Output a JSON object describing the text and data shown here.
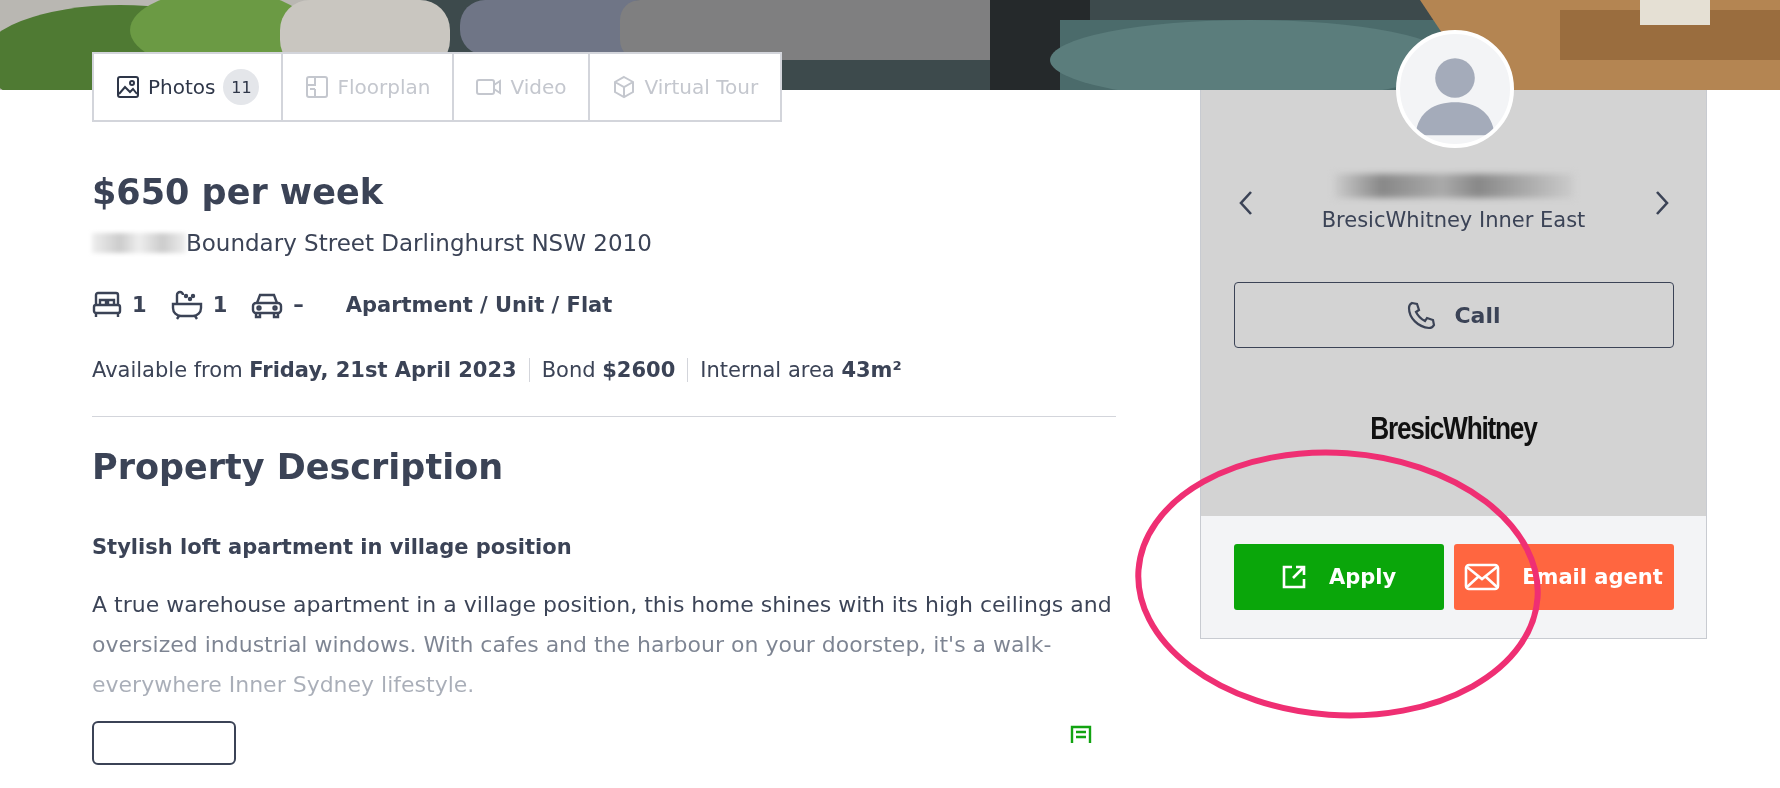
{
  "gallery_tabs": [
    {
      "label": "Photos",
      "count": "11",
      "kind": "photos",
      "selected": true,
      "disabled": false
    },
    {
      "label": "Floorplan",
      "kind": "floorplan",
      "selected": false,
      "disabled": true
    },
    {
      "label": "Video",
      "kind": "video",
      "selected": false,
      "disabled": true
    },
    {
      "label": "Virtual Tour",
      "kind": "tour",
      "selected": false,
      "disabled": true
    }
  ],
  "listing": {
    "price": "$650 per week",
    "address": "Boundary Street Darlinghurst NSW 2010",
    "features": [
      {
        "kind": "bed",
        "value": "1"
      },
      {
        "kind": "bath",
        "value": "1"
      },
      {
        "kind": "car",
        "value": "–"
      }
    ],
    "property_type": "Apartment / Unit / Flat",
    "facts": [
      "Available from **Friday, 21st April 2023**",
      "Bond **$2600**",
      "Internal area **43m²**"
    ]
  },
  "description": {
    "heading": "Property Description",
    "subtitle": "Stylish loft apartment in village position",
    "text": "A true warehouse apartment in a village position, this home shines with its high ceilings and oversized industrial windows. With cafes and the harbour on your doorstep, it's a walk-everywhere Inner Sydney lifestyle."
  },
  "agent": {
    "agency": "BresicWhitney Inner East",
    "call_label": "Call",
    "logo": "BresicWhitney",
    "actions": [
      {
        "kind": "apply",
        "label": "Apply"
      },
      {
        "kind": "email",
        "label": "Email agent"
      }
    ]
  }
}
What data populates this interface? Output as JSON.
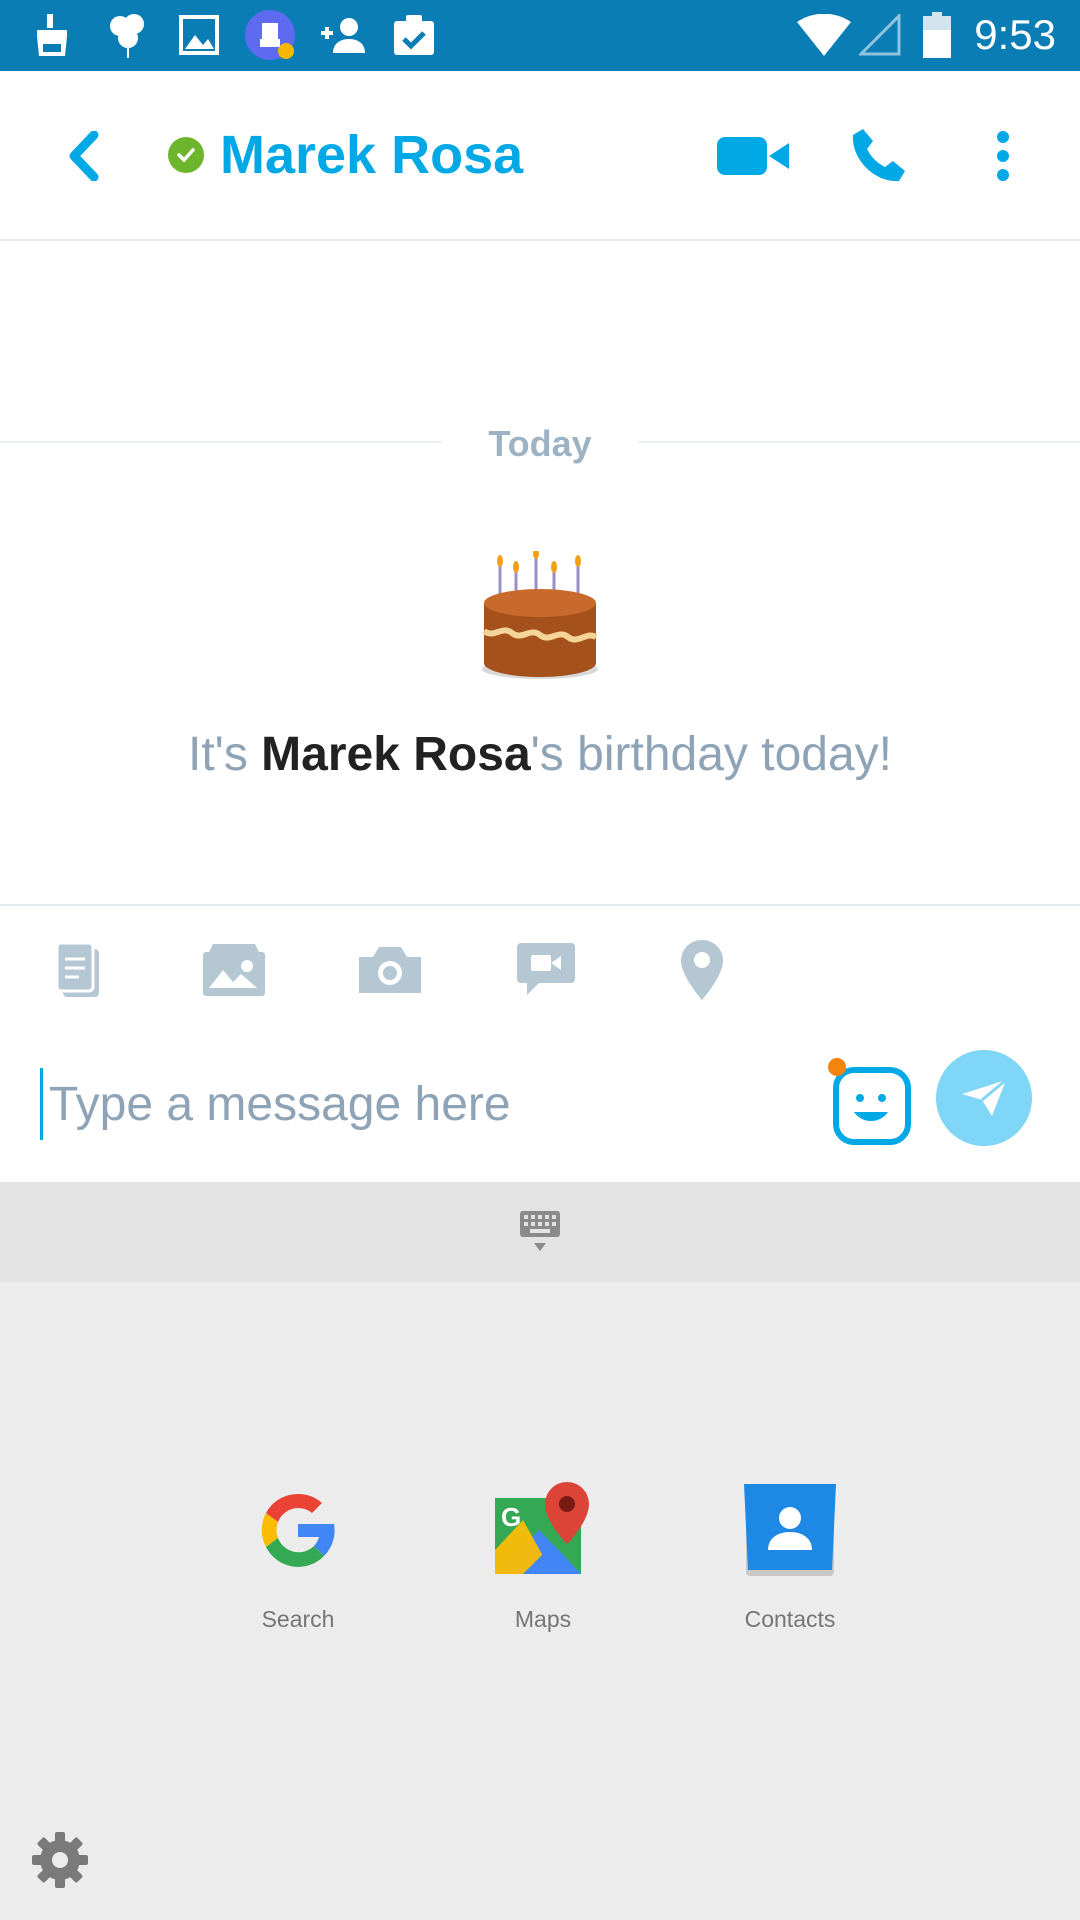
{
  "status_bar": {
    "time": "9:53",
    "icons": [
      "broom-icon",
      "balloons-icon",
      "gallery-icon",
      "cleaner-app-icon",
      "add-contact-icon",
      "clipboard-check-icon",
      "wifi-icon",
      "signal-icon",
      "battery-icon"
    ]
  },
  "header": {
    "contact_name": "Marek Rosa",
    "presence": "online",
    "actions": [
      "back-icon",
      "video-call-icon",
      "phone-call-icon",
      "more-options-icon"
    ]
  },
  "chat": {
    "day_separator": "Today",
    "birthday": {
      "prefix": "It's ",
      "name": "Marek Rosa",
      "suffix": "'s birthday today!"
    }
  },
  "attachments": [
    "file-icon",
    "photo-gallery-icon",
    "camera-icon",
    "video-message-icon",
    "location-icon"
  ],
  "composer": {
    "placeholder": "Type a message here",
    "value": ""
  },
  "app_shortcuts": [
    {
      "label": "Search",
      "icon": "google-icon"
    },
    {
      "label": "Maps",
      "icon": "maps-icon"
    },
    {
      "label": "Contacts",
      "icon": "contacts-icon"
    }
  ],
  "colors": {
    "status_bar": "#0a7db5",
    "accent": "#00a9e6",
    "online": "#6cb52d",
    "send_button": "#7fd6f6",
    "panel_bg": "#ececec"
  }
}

> [WRITTEN INSTRUCTION]:
Without the pictures, print the records in full, exactly as they appear.

> [COMPLETE ANSWER]:
Output a JSON object describing the text and data shown here.
{
  "gallery_tabs": [
    {
      "label": "Photos",
      "count": "11",
      "kind": "photos",
      "selected": true,
      "disabled": false
    },
    {
      "label": "Floorplan",
      "kind": "floorplan",
      "selected": false,
      "disabled": true
    },
    {
      "label": "Video",
      "kind": "video",
      "selected": false,
      "disabled": true
    },
    {
      "label": "Virtual Tour",
      "kind": "tour",
      "selected": false,
      "disabled": true
    }
  ],
  "listing": {
    "price": "$650 per week",
    "address": "Boundary Street Darlinghurst NSW 2010",
    "features": [
      {
        "kind": "bed",
        "value": "1"
      },
      {
        "kind": "bath",
        "value": "1"
      },
      {
        "kind": "car",
        "value": "–"
      }
    ],
    "property_type": "Apartment / Unit / Flat",
    "facts": [
      "Available from **Friday, 21st April 2023**",
      "Bond **$2600**",
      "Internal area **43m²**"
    ]
  },
  "description": {
    "heading": "Property Description",
    "subtitle": "Stylish loft apartment in village position",
    "text": "A true warehouse apartment in a village position, this home shines with its high ceilings and oversized industrial windows. With cafes and the harbour on your doorstep, it's a walk-everywhere Inner Sydney lifestyle."
  },
  "agent": {
    "agency": "BresicWhitney Inner East",
    "call_label": "Call",
    "logo": "BresicWhitney",
    "actions": [
      {
        "kind": "apply",
        "label": "Apply"
      },
      {
        "kind": "email",
        "label": "Email agent"
      }
    ]
  }
}
What data populates this interface? Output as JSON.
{
  "status_bar": {
    "time": "9:53",
    "icons": [
      "broom-icon",
      "balloons-icon",
      "gallery-icon",
      "cleaner-app-icon",
      "add-contact-icon",
      "clipboard-check-icon",
      "wifi-icon",
      "signal-icon",
      "battery-icon"
    ]
  },
  "header": {
    "contact_name": "Marek Rosa",
    "presence": "online",
    "actions": [
      "back-icon",
      "video-call-icon",
      "phone-call-icon",
      "more-options-icon"
    ]
  },
  "chat": {
    "day_separator": "Today",
    "birthday": {
      "prefix": "It's ",
      "name": "Marek Rosa",
      "suffix": "'s birthday today!"
    }
  },
  "attachments": [
    "file-icon",
    "photo-gallery-icon",
    "camera-icon",
    "video-message-icon",
    "location-icon"
  ],
  "composer": {
    "placeholder": "Type a message here",
    "value": ""
  },
  "app_shortcuts": [
    {
      "label": "Search",
      "icon": "google-icon"
    },
    {
      "label": "Maps",
      "icon": "maps-icon"
    },
    {
      "label": "Contacts",
      "icon": "contacts-icon"
    }
  ],
  "colors": {
    "status_bar": "#0a7db5",
    "accent": "#00a9e6",
    "online": "#6cb52d",
    "send_button": "#7fd6f6",
    "panel_bg": "#ececec"
  }
}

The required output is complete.